━━ RECORDS SUPPLIED

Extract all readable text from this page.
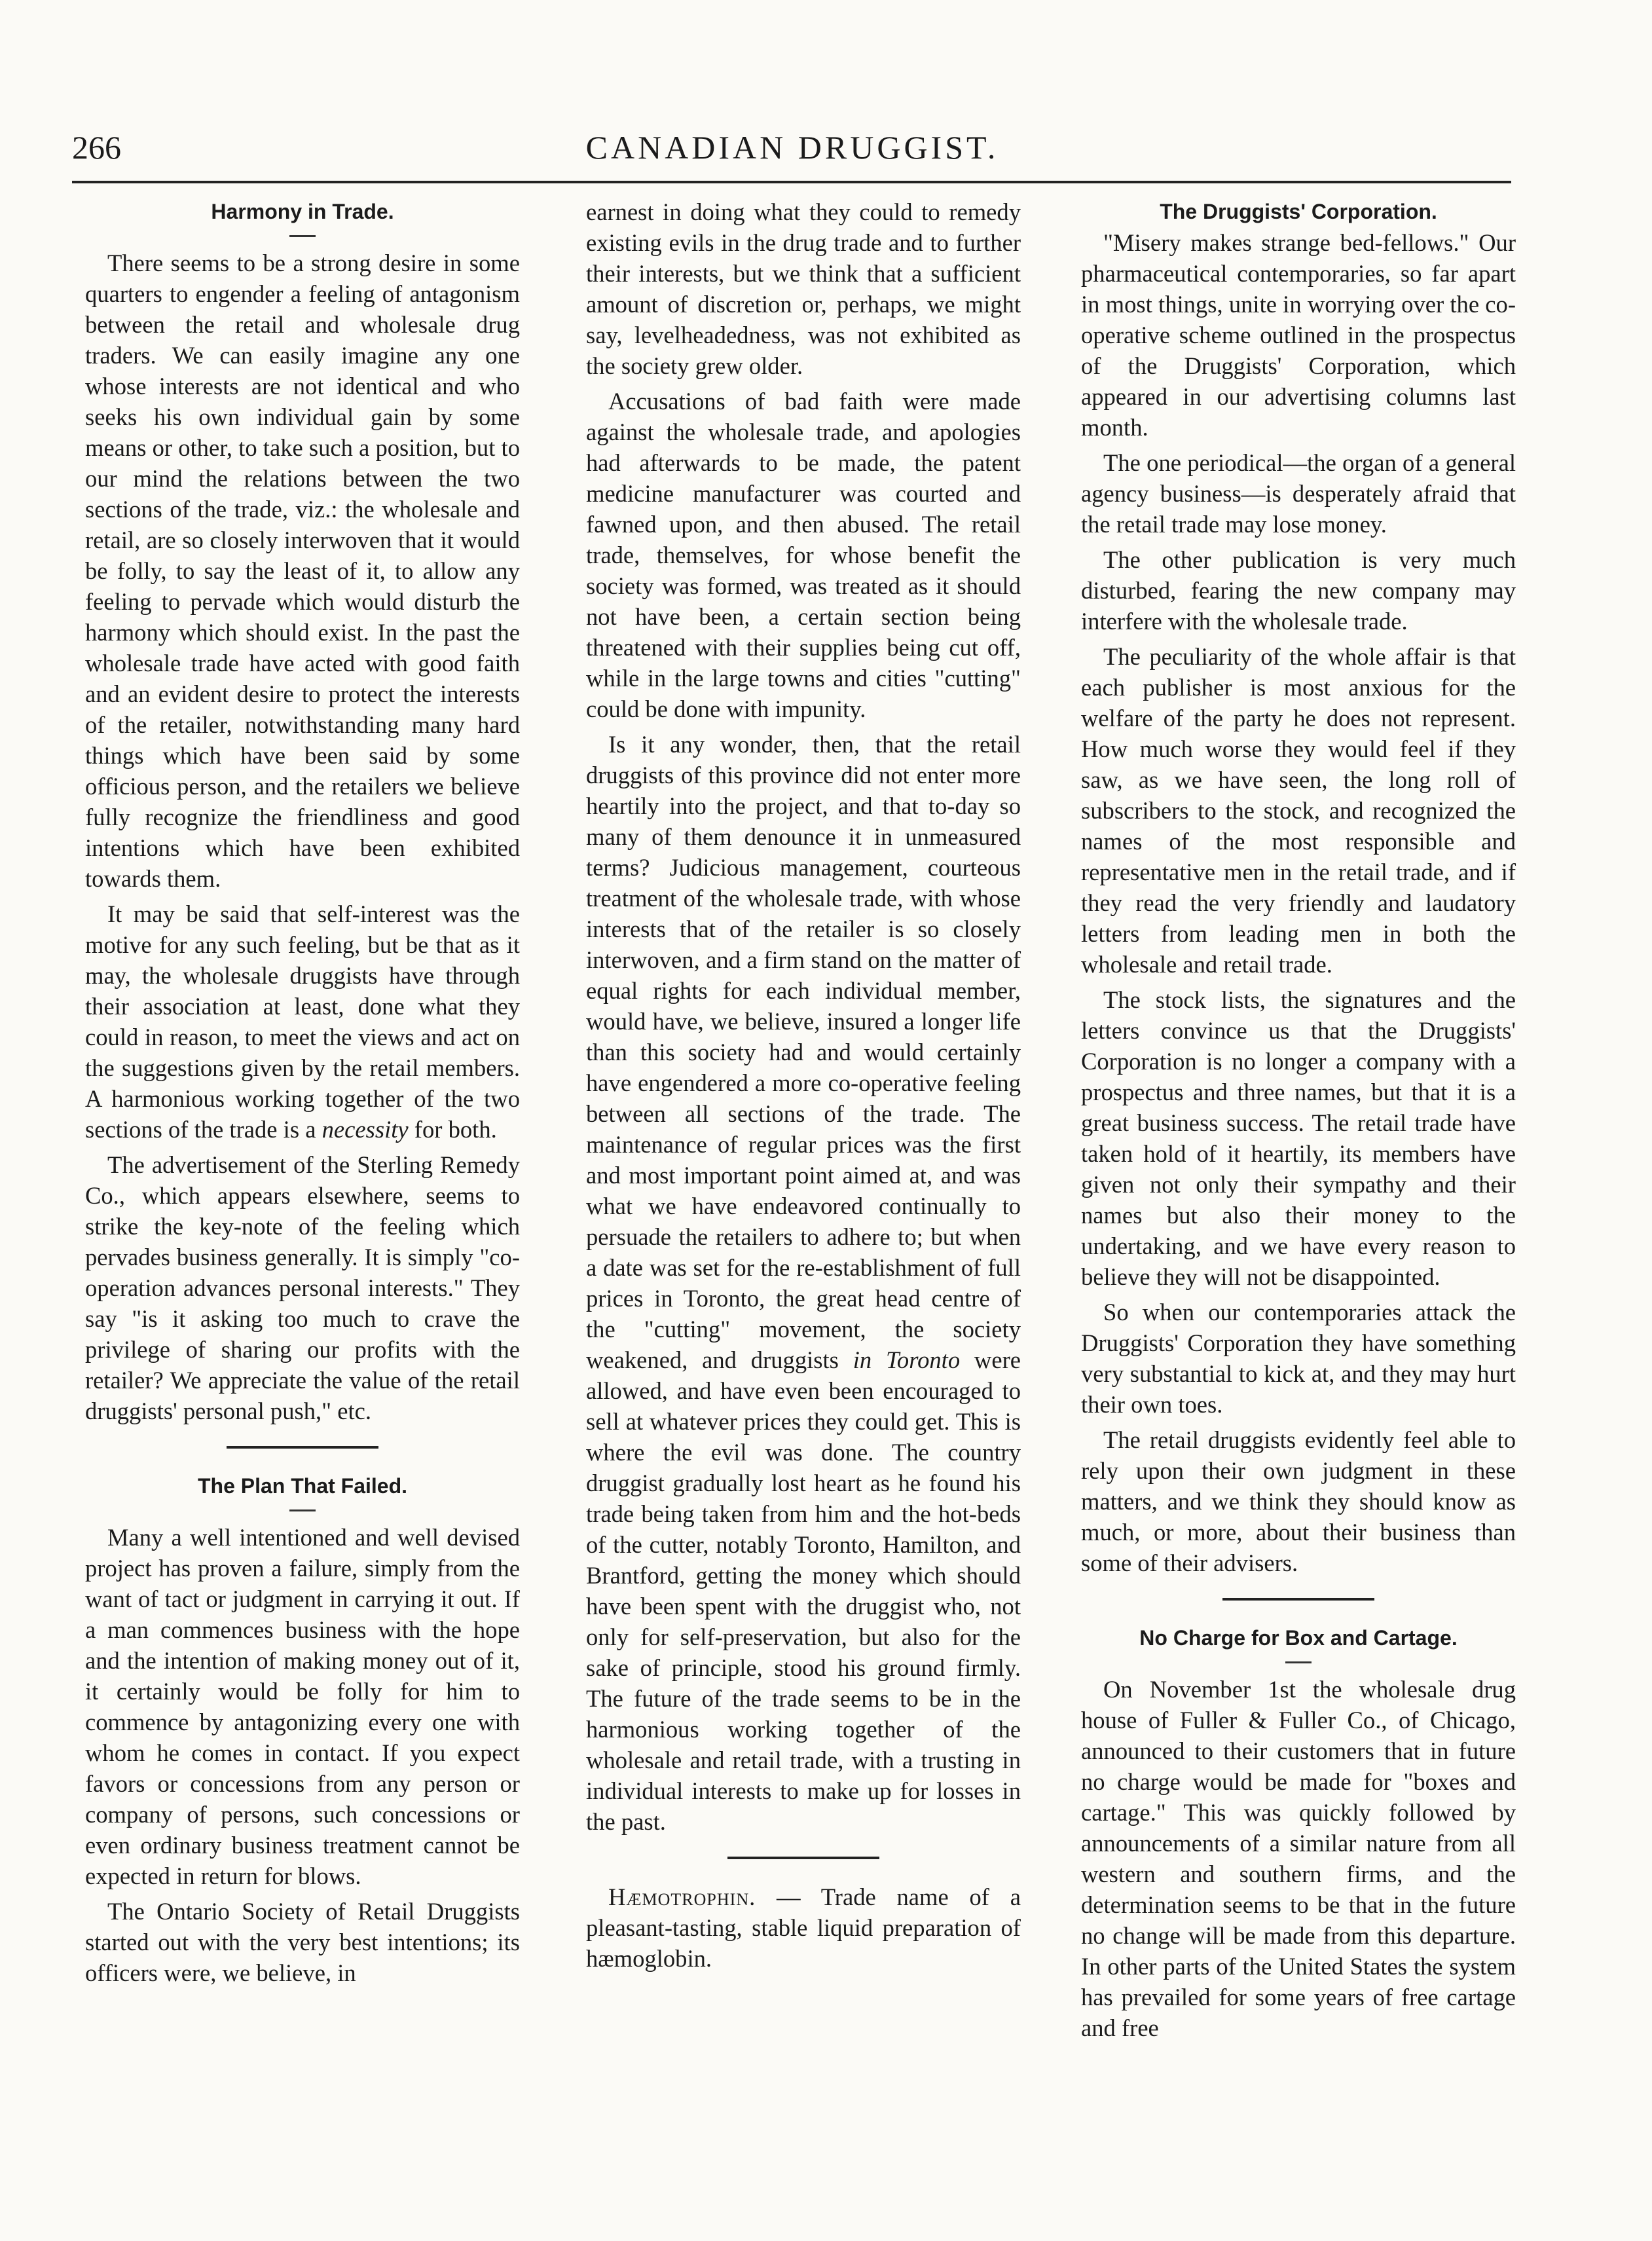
266	CANADIAN DRUGGIST.
Harmony in Trade.

There seems to be a strong desire in some quarters to engender a feeling of antagonism between the retail and wholesale drug traders. We can easily imagine any one whose interests are not identical and who seeks his own individual gain by some means or other, to take such a position, but to our mind the relations between the two sections of the trade, viz.: the wholesale and retail, are so closely interwoven that it would be folly, to say the least of it, to allow any feeling to pervade which would disturb the harmony which should exist. In the past the wholesale trade have acted with good faith and an evident desire to protect the interests of the retailer, notwithstanding many hard things which have been said by some officious person, and the retailers we believe fully recognize the friendliness and good intentions which have been exhibited towards them.

It may be said that self-interest was the motive for any such feeling, but be that as it may, the wholesale druggists have through their association at least, done what they could in reason, to meet the views and act on the suggestions given by the retail members. A harmonious working together of the two sections of the trade is a necessity for both.

The advertisement of the Sterling Remedy Co., which appears elsewhere, seems to strike the key-note of the feeling which pervades business generally. It is simply "co-operation advances personal interests." They say "is it asking too much to crave the privilege of sharing our profits with the retailer? We appreciate the value of the retail druggists' personal push," etc.

The Plan That Failed.

Many a well intentioned and well devised project has proven a failure, simply from the want of tact or judgment in carrying it out. If a man commences business with the hope and the intention of making money out of it, it certainly would be folly for him to commence by antagonizing every one with whom he comes in contact. If you expect favors or concessions from any person or company of persons, such concessions or even ordinary business treatment cannot be expected in return for blows.

The Ontario Society of Retail Druggists started out with the very best intentions; its officers were, we believe, in

earnest in doing what they could to remedy existing evils in the drug trade and to further their interests, but we think that a sufficient amount of discretion or, perhaps, we might say, levelheadedness, was not exhibited as the society grew older.

Accusations of bad faith were made against the wholesale trade, and apologies had afterwards to be made, the patent medicine manufacturer was courted and fawned upon, and then abused. The retail trade, themselves, for whose benefit the society was formed, was treated as it should not have been, a certain section being threatened with their supplies being cut off, while in the large towns and cities "cutting" could be done with impunity.

Is it any wonder, then, that the retail druggists of this province did not enter more heartily into the project, and that to-day so many of them denounce it in unmeasured terms? Judicious management, courteous treatment of the wholesale trade, with whose interests that of the retailer is so closely interwoven, and a firm stand on the matter of equal rights for each individual member, would have, we believe, insured a longer life than this society had and would certainly have engendered a more co-operative feeling between all sections of the trade. The maintenance of regular prices was the first and most important point aimed at, and was what we have endeavored continually to persuade the retailers to adhere to; but when a date was set for the re-establishment of full prices in Toronto, the great head centre of the "cutting" movement, the society weakened, and druggists in Toronto were allowed, and have even been encouraged to sell at whatever prices they could get. This is where the evil was done. The country druggist gradually lost heart as he found his trade being taken from him and the hot-beds of the cutter, notably Toronto, Hamilton, and Brantford, getting the money which should have been spent with the druggist who, not only for self-preservation, but also for the sake of principle, stood his ground firmly. The future of the trade seems to be in the harmonious working together of the wholesale and retail trade, with a trusting in individual interests to make up for losses in the past.

Hæmotrophin. — Trade name of a pleasant-tasting, stable liquid preparation of hæmoglobin.

The Druggists' Corporation.

"Misery makes strange bed-fellows." Our pharmaceutical contemporaries, so far apart in most things, unite in worrying over the co-operative scheme outlined in the prospectus of the Druggists' Corporation, which appeared in our advertising columns last month.

The one periodical—the organ of a general agency business—is desperately afraid that the retail trade may lose money.

The other publication is very much disturbed, fearing the new company may interfere with the wholesale trade.

The peculiarity of the whole affair is that each publisher is most anxious for the welfare of the party he does not represent. How much worse they would feel if they saw, as we have seen, the long roll of subscribers to the stock, and recognized the names of the most responsible and representative men in the retail trade, and if they read the very friendly and laudatory letters from leading men in both the wholesale and retail trade.

The stock lists, the signatures and the letters convince us that the Druggists' Corporation is no longer a company with a prospectus and three names, but that it is a great business success. The retail trade have taken hold of it heartily, its members have given not only their sympathy and their names but also their money to the undertaking, and we have every reason to believe they will not be disappointed.

So when our contemporaries attack the Druggists' Corporation they have something very substantial to kick at, and they may hurt their own toes.

The retail druggists evidently feel able to rely upon their own judgment in these matters, and we think they should know as much, or more, about their business than some of their advisers.

No Charge for Box and Cartage.

On November 1st the wholesale drug house of Fuller & Fuller Co., of Chicago, announced to their customers that in future no charge would be made for "boxes and cartage." This was quickly followed by announcements of a similar nature from all western and southern firms, and the determination seems to be that in the future no change will be made from this departure. In other parts of the United States the system has prevailed for some years of free cartage and free
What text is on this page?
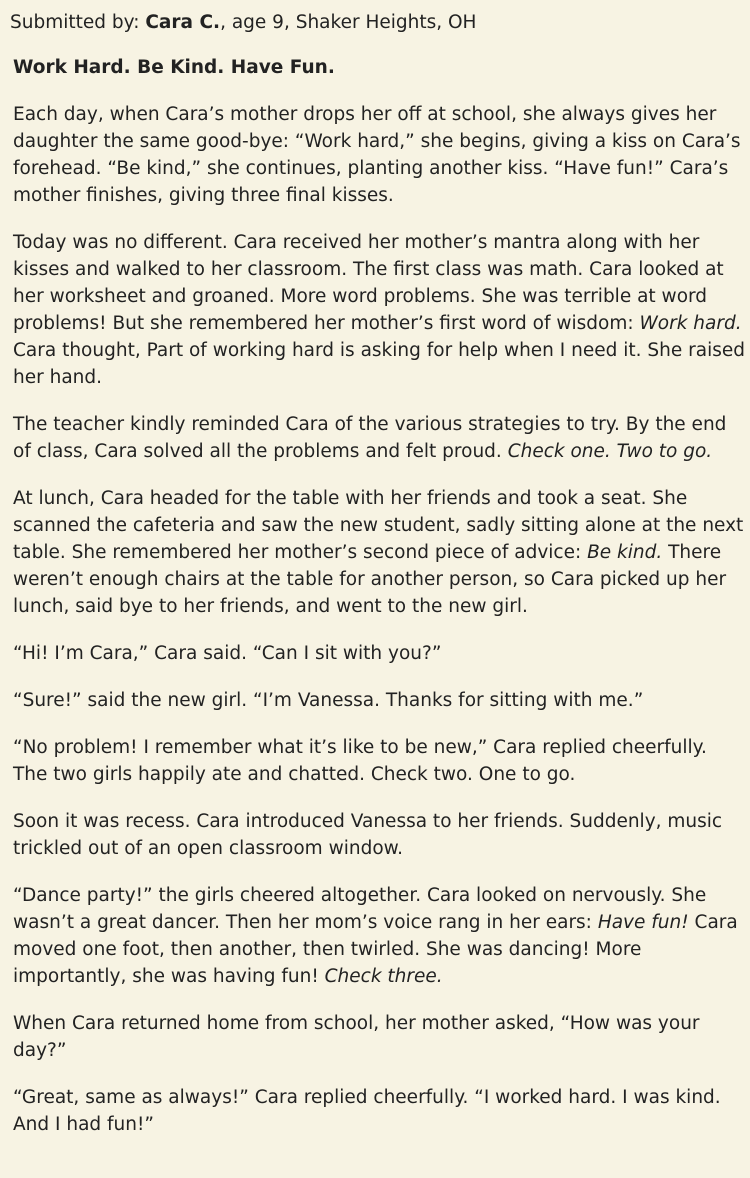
Submitted by: Cara C., age 9, Shaker Heights, OH
Work Hard. Be Kind. Have Fun.

Each day, when Cara’s mother drops her off at school, she always gives her daughter the same good-bye: “Work hard,” she begins, giving a kiss on Cara’s forehead. “Be kind,” she continues, planting another kiss. “Have fun!” Cara’s mother finishes, giving three final kisses.

Today was no different. Cara received her mother’s mantra along with her kisses and walked to her classroom. The first class was math. Cara looked at her worksheet and groaned. More word problems. She was terrible at word problems! But she remembered her mother’s first word of wisdom: Work hard. Cara thought, Part of working hard is asking for help when I need it. She raised her hand.

The teacher kindly reminded Cara of the various strategies to try. By the end of class, Cara solved all the problems and felt proud. Check one. Two to go.

At lunch, Cara headed for the table with her friends and took a seat. She scanned the cafeteria and saw the new student, sadly sitting alone at the next table. She remembered her mother’s second piece of advice: Be kind. There weren’t enough chairs at the table for another person, so Cara picked up her lunch, said bye to her friends, and went to the new girl.

“Hi! I’m Cara,” Cara said. “Can I sit with you?”

“Sure!” said the new girl. “I’m Vanessa. Thanks for sitting with me.”

“No problem! I remember what it’s like to be new,” Cara replied cheerfully. The two girls happily ate and chatted. Check two. One to go.

Soon it was recess. Cara introduced Vanessa to her friends. Suddenly, music trickled out of an open classroom window.

“Dance party!” the girls cheered altogether. Cara looked on nervously. She wasn’t a great dancer. Then her mom’s voice rang in her ears: Have fun! Cara moved one foot, then another, then twirled. She was dancing! More importantly, she was having fun! Check three.

When Cara returned home from school, her mother asked, “How was your day?”

“Great, same as always!” Cara replied cheerfully. “I worked hard. I was kind. And I had fun!”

━━━━

DO THIS: From the listing above, find the number of lines with the word "cheerfully" in them. Answer with the number only.

RESULT: 2